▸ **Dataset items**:
• • •
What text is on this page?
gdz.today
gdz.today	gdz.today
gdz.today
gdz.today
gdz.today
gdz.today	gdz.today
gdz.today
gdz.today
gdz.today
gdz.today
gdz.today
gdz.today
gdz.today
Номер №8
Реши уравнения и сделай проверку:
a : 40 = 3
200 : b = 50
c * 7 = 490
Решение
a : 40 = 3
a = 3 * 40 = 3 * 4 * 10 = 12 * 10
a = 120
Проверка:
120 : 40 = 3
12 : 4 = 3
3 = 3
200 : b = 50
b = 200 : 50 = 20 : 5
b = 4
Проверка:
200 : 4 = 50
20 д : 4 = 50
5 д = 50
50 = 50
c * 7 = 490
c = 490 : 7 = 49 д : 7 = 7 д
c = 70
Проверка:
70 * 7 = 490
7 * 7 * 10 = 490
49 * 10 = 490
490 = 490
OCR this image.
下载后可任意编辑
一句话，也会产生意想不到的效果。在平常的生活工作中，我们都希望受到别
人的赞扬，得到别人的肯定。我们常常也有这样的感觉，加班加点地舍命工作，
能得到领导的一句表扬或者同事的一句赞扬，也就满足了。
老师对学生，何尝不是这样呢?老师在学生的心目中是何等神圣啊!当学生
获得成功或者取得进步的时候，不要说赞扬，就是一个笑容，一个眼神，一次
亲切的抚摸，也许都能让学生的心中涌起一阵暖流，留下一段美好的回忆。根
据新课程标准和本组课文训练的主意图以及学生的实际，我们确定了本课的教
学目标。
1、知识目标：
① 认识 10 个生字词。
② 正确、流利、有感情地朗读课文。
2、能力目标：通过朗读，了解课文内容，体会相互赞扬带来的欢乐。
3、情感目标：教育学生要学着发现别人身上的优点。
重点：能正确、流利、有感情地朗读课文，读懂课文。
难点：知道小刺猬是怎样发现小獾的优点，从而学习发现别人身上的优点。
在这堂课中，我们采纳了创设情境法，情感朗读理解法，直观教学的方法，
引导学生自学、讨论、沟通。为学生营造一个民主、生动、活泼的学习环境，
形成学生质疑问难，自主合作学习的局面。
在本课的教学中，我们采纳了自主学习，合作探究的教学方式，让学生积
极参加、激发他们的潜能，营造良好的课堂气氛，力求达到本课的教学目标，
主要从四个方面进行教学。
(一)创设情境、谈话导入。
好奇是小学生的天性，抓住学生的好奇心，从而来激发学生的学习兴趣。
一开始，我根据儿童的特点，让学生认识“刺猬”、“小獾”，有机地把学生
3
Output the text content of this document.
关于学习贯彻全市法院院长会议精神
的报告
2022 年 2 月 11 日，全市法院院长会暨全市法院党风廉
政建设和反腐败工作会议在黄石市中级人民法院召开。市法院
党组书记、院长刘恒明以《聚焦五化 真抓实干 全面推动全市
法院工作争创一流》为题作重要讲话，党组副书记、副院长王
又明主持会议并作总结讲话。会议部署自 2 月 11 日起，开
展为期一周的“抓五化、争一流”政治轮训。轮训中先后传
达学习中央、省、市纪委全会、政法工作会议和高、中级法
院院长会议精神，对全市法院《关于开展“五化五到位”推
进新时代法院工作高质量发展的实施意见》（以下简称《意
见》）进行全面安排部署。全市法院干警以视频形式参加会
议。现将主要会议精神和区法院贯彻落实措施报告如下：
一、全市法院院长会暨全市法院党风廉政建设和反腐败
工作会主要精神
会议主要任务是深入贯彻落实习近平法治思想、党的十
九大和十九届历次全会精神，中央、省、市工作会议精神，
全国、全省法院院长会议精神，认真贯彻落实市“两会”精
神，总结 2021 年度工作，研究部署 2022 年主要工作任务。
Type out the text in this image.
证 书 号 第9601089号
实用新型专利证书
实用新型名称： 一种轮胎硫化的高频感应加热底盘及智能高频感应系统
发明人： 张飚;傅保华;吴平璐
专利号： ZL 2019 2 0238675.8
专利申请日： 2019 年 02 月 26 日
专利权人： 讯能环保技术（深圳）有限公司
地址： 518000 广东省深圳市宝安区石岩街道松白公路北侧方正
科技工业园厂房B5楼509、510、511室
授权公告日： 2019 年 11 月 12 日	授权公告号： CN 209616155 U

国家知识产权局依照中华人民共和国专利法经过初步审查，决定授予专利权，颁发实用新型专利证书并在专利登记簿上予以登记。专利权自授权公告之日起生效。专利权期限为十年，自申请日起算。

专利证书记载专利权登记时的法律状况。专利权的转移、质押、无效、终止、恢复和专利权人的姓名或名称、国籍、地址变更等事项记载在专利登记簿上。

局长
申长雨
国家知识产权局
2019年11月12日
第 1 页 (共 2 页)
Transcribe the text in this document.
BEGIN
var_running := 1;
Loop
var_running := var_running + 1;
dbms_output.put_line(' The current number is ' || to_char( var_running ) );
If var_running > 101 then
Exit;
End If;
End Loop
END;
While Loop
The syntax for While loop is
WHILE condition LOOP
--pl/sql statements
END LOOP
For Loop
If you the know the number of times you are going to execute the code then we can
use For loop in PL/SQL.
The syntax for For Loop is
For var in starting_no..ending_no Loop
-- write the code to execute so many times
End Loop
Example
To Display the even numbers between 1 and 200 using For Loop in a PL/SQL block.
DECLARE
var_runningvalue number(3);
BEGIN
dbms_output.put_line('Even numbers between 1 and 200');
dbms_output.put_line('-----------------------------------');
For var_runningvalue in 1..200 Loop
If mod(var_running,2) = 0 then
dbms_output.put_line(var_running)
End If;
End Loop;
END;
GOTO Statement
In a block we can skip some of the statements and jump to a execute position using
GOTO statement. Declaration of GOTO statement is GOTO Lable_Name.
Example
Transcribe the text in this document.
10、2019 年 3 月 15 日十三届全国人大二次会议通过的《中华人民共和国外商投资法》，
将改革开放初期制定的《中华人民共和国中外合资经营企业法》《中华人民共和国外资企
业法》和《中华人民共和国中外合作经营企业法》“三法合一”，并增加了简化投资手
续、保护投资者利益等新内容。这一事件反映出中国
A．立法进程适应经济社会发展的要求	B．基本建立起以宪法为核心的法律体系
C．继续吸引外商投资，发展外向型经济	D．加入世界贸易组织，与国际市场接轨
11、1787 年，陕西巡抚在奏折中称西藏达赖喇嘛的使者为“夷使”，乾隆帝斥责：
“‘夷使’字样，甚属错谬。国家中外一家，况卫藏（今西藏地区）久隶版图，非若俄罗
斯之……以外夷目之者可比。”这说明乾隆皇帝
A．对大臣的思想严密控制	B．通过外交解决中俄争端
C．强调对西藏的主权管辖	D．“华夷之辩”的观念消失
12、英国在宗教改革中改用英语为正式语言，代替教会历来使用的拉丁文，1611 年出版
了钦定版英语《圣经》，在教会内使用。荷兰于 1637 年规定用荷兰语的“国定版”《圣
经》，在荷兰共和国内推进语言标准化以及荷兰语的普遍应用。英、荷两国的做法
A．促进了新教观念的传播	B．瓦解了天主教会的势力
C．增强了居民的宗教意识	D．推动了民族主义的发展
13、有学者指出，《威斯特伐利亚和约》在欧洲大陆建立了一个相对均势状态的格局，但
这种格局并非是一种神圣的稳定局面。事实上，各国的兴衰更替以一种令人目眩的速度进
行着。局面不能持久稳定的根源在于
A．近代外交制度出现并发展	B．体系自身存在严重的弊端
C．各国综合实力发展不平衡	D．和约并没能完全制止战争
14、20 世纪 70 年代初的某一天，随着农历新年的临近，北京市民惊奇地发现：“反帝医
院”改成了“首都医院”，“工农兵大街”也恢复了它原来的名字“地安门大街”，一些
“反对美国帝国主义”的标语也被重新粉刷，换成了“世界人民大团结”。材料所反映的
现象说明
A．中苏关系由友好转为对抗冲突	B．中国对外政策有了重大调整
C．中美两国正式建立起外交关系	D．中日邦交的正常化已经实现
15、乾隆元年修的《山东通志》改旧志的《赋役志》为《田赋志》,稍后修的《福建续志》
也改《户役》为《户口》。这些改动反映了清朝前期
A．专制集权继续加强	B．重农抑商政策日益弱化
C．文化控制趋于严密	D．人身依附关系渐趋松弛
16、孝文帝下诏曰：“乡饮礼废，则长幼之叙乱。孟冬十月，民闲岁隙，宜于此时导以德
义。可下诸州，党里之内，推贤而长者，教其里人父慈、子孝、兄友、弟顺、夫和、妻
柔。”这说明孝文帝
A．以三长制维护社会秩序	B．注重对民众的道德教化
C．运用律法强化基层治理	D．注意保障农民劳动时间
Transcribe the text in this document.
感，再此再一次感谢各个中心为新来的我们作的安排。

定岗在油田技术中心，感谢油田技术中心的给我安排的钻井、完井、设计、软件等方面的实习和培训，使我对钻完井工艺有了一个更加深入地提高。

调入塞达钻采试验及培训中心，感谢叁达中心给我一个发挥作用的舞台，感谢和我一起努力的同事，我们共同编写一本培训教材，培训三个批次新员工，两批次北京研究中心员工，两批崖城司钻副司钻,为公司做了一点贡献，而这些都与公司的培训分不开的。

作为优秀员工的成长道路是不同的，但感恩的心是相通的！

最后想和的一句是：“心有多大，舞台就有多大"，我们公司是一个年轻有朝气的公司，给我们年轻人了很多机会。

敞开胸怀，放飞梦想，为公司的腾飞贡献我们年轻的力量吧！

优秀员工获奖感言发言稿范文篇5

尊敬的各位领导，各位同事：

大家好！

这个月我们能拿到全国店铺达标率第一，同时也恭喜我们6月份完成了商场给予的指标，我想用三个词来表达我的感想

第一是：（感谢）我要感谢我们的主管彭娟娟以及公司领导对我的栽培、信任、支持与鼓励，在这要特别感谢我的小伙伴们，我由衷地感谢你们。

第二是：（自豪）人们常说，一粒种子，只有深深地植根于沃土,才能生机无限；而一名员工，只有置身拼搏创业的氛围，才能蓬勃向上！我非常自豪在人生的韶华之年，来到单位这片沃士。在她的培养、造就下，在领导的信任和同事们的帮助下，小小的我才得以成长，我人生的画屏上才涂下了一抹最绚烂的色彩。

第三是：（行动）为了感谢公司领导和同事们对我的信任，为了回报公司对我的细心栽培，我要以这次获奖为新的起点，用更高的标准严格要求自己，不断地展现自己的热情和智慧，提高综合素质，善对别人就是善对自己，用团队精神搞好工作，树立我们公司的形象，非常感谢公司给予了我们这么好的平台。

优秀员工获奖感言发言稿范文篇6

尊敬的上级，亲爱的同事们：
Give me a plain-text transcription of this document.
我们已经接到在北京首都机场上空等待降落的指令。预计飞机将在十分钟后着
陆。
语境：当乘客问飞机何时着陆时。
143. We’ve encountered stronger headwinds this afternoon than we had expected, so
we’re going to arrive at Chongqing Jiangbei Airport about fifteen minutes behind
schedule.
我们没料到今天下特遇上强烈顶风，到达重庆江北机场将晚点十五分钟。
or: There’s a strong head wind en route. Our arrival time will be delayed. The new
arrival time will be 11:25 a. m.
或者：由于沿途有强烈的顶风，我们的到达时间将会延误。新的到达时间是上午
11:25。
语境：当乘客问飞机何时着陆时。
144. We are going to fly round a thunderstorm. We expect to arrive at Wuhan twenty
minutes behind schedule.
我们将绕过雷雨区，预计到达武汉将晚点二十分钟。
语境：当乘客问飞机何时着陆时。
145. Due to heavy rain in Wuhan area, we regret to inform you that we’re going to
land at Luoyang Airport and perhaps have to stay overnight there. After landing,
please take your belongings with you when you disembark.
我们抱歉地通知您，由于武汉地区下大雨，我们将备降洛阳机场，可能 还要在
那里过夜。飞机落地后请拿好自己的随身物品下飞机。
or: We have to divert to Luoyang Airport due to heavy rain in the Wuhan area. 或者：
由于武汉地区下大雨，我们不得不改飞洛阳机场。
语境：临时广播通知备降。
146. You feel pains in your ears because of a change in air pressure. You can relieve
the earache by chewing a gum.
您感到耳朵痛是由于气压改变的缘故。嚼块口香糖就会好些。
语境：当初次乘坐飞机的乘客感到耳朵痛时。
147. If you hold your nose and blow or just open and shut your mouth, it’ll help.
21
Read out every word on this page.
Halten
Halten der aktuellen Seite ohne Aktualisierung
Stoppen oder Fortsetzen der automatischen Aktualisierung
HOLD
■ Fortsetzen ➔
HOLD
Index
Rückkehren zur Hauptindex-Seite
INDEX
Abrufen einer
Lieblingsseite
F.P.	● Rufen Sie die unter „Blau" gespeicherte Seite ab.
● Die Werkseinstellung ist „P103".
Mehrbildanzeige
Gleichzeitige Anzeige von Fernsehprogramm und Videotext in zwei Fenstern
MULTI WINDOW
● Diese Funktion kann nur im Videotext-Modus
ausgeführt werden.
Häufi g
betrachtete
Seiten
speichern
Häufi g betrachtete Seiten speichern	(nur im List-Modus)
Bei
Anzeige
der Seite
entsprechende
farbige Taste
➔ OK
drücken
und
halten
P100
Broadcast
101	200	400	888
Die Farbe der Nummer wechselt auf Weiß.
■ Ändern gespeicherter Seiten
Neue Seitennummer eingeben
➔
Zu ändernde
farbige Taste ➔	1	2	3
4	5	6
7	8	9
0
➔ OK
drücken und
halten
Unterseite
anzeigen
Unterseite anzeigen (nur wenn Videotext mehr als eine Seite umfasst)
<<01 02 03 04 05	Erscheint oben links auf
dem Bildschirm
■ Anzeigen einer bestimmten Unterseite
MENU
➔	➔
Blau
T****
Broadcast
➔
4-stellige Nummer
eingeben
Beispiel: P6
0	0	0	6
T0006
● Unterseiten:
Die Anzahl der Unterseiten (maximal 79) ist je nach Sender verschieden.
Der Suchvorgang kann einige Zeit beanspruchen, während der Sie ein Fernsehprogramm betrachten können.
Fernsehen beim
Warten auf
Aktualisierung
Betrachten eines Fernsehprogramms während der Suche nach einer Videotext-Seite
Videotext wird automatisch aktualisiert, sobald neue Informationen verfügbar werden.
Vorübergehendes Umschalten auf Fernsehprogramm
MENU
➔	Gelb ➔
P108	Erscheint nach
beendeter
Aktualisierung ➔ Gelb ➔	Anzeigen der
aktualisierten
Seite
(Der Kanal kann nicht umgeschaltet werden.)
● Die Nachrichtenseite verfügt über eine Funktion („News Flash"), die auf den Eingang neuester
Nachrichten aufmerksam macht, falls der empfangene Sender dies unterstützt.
• • •
▸ **WRITTEN INSTRUCTION**:
Scan the material above for the word "Videotext". Copy each line where it occurs.

▸ **RESPONSE BELOW**:
Gleichzeitige Anzeige von Fernsehprogramm und Videotext in zwei Fenstern
● Diese Funktion kann nur im Videotext-Modus
Unterseite anzeigen (nur wenn Videotext mehr als eine Seite umfasst)
Betrachten eines Fernsehprogramms während der Suche nach einer Videotext-Seite
Videotext wird automatisch aktualisiert, sobald neue Informationen verfügbar werden.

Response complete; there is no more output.